— BEGIN Dataset extract —
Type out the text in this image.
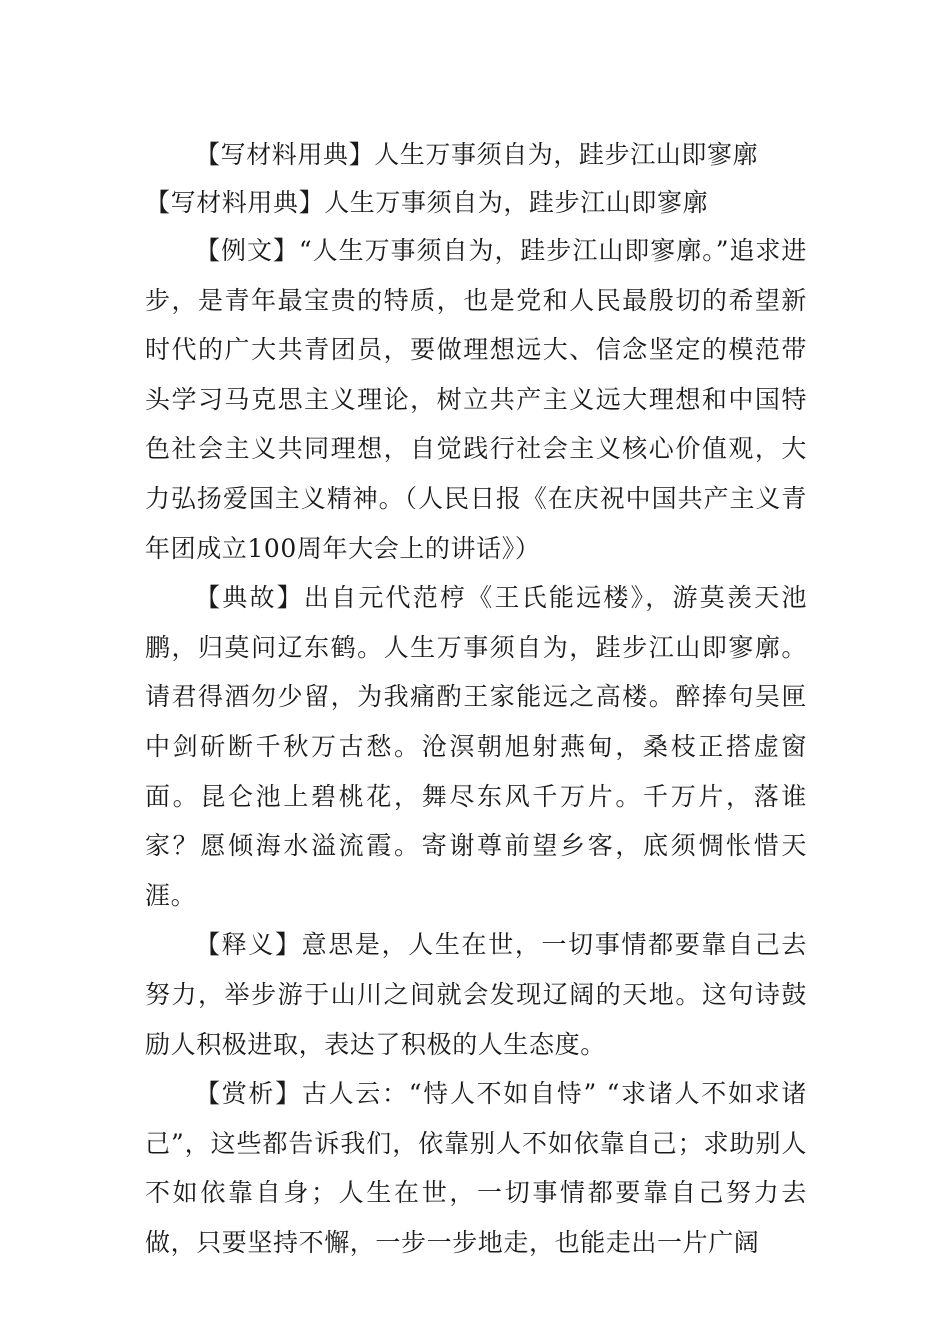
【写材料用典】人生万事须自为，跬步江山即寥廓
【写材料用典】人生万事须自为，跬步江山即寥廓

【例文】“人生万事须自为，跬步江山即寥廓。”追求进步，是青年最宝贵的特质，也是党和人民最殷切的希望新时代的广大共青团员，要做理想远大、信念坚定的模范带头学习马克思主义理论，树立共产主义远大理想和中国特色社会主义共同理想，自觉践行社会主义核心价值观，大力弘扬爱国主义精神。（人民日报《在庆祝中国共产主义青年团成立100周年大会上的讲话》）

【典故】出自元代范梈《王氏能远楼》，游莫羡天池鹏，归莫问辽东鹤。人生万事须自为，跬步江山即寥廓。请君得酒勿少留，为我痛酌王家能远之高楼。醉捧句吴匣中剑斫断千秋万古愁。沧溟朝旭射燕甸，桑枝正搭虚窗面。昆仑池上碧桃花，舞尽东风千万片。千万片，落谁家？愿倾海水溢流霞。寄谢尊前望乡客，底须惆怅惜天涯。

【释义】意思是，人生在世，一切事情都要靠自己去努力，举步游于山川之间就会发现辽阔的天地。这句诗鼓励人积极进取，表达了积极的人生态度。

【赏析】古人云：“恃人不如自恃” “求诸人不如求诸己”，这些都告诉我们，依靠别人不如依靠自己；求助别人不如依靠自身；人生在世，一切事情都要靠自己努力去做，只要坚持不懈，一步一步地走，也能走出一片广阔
— END Dataset extract —
Goal: What is needed is an exact reproduction of the data, pictures excluded.

Solved exercise:
Type out the text in this image.
【写材料用典】人生万事须自为，跬步江山即寥廓
【写材料用典】人生万事须自为，跬步江山即寥廓

【例文】“人生万事须自为，跬步江山即寥廓。”追求进步，是青年最宝贵的特质，也是党和人民最殷切的希望新时代的广大共青团员，要做理想远大、信念坚定的模范带头学习马克思主义理论，树立共产主义远大理想和中国特色社会主义共同理想，自觉践行社会主义核心价值观，大力弘扬爱国主义精神。（人民日报《在庆祝中国共产主义青年团成立100周年大会上的讲话》）

【典故】出自元代范梈《王氏能远楼》，游莫羡天池鹏，归莫问辽东鹤。人生万事须自为，跬步江山即寥廓。请君得酒勿少留，为我痛酌王家能远之高楼。醉捧句吴匣中剑斫断千秋万古愁。沧溟朝旭射燕甸，桑枝正搭虚窗面。昆仑池上碧桃花，舞尽东风千万片。千万片，落谁家？愿倾海水溢流霞。寄谢尊前望乡客，底须惆怅惜天涯。

【释义】意思是，人生在世，一切事情都要靠自己去努力，举步游于山川之间就会发现辽阔的天地。这句诗鼓励人积极进取，表达了积极的人生态度。

【赏析】古人云：“恃人不如自恃” “求诸人不如求诸己”，这些都告诉我们，依靠别人不如依靠自己；求助别人不如依靠自身；人生在世，一切事情都要靠自己努力去做，只要坚持不懈，一步一步地走，也能走出一片广阔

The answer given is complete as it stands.